-- start Excerpted text --

Tuesday, January 30, 2007

Sunday, January 28, 2007

Volokh got into Discourses on Livy which has a new translation By Harvey Mansfield, a Harvard classics prof, who wrote a probably unpopular book on Masculinity this year. 'Discourses' is available at our library as an ebook, the first one I have gotten into. Anyway, the quote they take from Machiavelli in Volokh seems to rather sum up Iranian behavior. One of the interesting things about Machiavelli is that he believed republican and other conflict was inevitable, rather like Adam Smith who saw an 'invisible (beneficial) hand' in organizing the self interests of men (and women) properly. Political theory at the time was inclined to the idea of a patriarchal, beneficent ruler, rather like the statist views of today and the last century.
Megan McArdle, Irish american economista, looks at the abortion debaters and the debate.

Wednesday, January 24, 2007

Betrayal in Kerbala

Per Omar, the deaths of Americans in the Kerbala attack yells 'inside job.'

It is a duplicity that asks for mental exercise in unraveling the possibilities. One scenario: Financed by Iran. Those SUVs don't come cheap, not to mention coordination. Word is given at a high level: let the pseudoAmericans through. The real Americans are planning protection of Shiites at their most invested pilgrimage. Now or in the future Shiites are to be sacrificed to create a turn to a strong man; burn the Reichstag anyone; blow up Moscow apt. buildings; murder, the earlier referred to, 'angels' at the university in Baghdad?

It reminds me of a certain C company in VN. One day it's members saw a group of soldiers with tubes for a weapon, antiaircraft apparently, in ARVN, that's our side, uniforms. Some days later B company, a company of Rangers 60-120 men, is cut down in the open by this weapon, 3 survivors. Earlier it had been the enemy in allies uniforms.

Saturday, January 20, 2007

B'nai Mitvah

Dr. Rousch put up a generic invitation to go to his twins Bar Mitvah. Never one to demand a personal invitation, I showed up. The neighbors fence was falling down next to the parking lot, convention room chairs in the sanctuary, the kids doing the responses rather than the invocations for a few verses; cool. But the rabbi quite sincere in encouraging and loving the boys, comments on the Torah portion. 'The Jews were in slavery but it's human nature not to want to change from what is known' (learned helplessness in my lingo). Etc. 'To the cognitive dissonance of, in the midst of a discussion of freedom and slavery, to talk about families and generations. I see many familiar Jewish names here, but I never knew a Mishi; that would be worse than being a boy named Sue.' All in all an informality and an inclusion of others particular the B'nai Mitvah boys that you wouldn't see in a Christian ceremony. An interesting analogy between keeping the Torah in a sanctuary box and Catholics keeping the Eucharist there.

-- end Excerpted text --
-- start Dataset extract --

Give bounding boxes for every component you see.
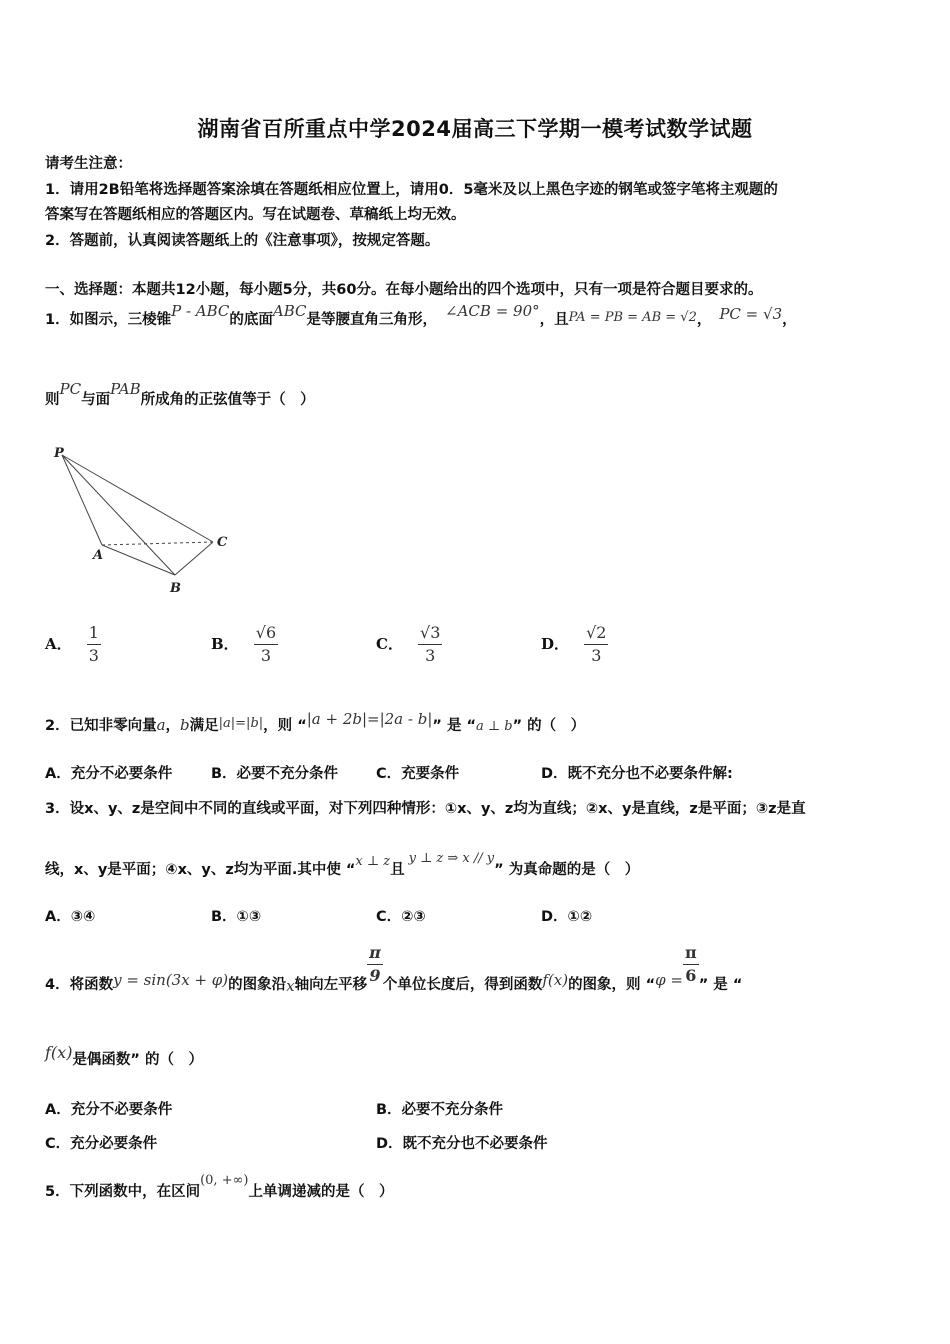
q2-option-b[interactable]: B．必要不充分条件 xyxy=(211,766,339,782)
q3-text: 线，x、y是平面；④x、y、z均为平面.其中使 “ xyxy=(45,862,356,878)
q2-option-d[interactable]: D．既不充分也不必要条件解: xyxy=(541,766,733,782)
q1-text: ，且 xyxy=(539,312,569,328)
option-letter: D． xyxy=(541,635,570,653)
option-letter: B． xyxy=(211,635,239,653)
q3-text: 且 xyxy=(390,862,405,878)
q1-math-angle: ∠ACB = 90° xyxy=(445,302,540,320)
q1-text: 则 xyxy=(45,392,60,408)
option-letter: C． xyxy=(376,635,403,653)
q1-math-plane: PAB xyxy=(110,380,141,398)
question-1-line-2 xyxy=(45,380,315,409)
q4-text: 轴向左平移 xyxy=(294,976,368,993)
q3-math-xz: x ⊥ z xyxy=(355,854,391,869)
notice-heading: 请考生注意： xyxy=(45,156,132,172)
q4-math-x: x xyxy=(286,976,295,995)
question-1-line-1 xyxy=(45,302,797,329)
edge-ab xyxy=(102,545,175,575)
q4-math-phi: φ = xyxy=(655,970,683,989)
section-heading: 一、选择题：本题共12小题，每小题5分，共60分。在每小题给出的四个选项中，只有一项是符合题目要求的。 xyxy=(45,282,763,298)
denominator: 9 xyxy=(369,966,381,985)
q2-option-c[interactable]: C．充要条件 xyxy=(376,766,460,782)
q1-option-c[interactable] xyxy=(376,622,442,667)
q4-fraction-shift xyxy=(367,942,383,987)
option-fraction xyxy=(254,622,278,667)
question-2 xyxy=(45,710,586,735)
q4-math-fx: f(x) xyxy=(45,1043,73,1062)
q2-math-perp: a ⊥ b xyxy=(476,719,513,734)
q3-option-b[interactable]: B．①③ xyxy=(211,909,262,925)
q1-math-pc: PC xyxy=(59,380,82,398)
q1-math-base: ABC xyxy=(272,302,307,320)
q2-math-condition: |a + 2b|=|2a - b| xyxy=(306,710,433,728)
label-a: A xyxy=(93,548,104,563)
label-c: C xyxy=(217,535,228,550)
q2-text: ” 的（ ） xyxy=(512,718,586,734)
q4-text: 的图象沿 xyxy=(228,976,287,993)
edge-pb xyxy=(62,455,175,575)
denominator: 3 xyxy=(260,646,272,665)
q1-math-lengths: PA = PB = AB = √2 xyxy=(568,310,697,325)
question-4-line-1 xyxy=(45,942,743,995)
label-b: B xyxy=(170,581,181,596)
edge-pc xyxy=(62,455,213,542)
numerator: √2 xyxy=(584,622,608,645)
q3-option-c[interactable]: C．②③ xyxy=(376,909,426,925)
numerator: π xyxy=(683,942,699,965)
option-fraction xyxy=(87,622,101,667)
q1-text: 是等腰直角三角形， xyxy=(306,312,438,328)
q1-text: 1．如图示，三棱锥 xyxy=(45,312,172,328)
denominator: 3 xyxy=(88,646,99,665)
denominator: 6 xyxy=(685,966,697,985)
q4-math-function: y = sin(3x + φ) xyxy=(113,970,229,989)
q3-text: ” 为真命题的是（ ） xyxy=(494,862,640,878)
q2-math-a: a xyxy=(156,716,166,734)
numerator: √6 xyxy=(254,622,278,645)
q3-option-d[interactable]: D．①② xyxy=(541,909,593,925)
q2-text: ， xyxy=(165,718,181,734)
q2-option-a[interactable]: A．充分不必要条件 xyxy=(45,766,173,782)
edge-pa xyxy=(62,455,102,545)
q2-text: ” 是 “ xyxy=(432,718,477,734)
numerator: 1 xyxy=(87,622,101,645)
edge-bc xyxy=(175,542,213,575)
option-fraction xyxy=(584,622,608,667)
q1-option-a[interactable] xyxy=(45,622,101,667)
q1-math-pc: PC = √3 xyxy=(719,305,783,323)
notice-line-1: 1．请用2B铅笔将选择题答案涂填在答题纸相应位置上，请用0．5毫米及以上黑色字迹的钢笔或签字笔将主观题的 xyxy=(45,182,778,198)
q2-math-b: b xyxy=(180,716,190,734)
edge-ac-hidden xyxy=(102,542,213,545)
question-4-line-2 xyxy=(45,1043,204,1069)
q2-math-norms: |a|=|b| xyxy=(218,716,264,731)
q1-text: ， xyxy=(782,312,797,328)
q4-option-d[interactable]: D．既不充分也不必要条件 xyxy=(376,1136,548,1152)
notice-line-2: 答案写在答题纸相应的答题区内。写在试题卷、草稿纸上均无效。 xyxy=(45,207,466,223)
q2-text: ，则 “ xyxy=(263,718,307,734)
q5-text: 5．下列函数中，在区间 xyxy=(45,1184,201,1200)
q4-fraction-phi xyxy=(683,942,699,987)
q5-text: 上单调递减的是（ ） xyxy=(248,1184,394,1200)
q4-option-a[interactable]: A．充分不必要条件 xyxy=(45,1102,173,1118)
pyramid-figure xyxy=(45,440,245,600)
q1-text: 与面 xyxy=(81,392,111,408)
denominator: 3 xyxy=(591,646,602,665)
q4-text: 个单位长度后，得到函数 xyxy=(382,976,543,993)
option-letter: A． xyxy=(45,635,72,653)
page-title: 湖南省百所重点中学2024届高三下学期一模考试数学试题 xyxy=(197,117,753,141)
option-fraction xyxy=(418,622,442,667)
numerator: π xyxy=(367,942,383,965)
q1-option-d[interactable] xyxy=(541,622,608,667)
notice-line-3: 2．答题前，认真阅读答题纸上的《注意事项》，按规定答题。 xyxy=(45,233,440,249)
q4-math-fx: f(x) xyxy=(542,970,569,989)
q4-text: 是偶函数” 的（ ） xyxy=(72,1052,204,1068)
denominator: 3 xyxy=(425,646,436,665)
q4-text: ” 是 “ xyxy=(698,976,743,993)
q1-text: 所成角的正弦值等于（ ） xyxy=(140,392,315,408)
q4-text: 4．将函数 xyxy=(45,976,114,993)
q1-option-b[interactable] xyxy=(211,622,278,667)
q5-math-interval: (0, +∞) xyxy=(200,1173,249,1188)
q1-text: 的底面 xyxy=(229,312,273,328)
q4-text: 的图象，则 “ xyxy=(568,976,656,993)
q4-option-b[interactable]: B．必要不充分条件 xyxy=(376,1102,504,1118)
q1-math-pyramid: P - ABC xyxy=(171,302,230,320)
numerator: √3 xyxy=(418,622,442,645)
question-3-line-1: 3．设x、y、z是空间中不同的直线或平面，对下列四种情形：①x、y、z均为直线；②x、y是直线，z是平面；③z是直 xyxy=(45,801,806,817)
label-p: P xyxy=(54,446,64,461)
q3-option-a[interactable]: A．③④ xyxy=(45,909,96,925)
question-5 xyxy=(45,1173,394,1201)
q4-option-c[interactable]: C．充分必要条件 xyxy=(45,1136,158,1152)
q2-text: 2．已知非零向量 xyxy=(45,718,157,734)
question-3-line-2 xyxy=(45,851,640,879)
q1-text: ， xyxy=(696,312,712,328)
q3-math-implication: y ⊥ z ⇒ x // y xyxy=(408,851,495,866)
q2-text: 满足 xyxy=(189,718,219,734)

-- end Dataset extract --
-- start Dataset extract --

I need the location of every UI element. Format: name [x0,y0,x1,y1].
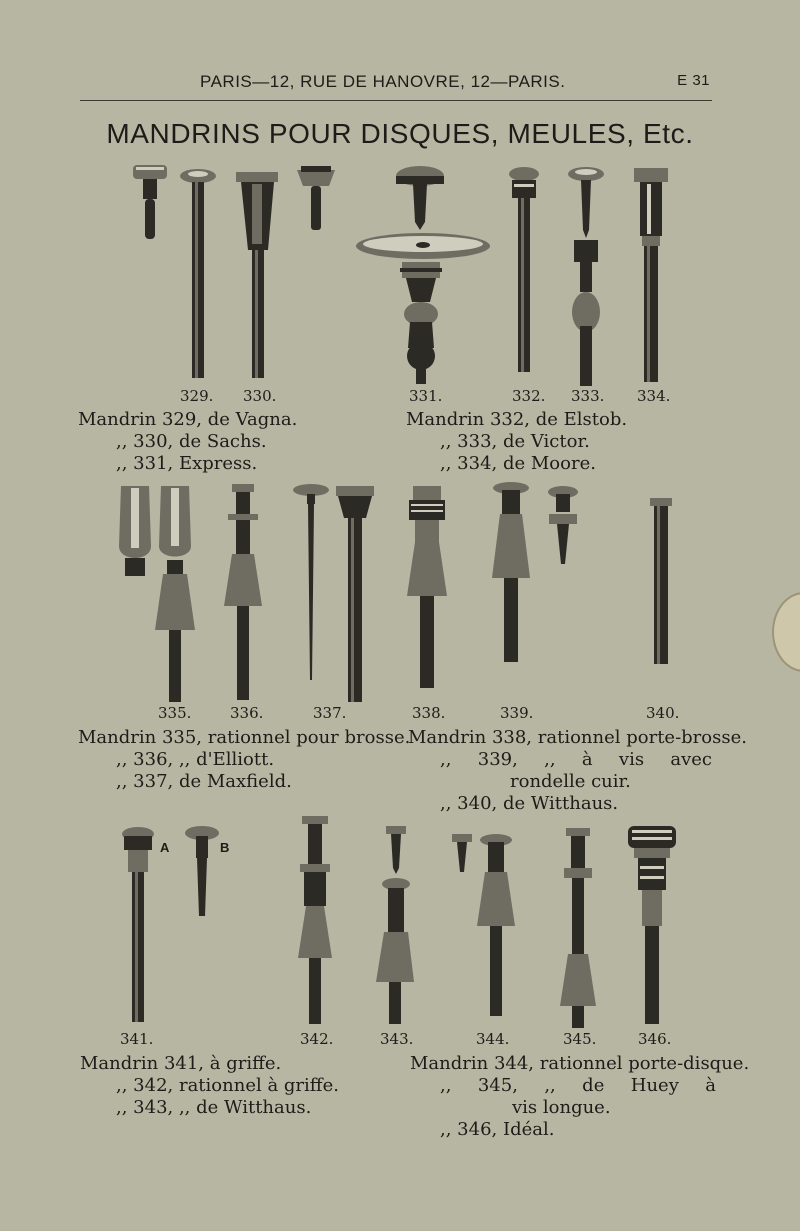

-- end Dataset extract --

● Brief: In the blog entries above, who made the new translation of Discourses on Livy?

● Result below: Harvey Mansfield, a Harvard classics professor.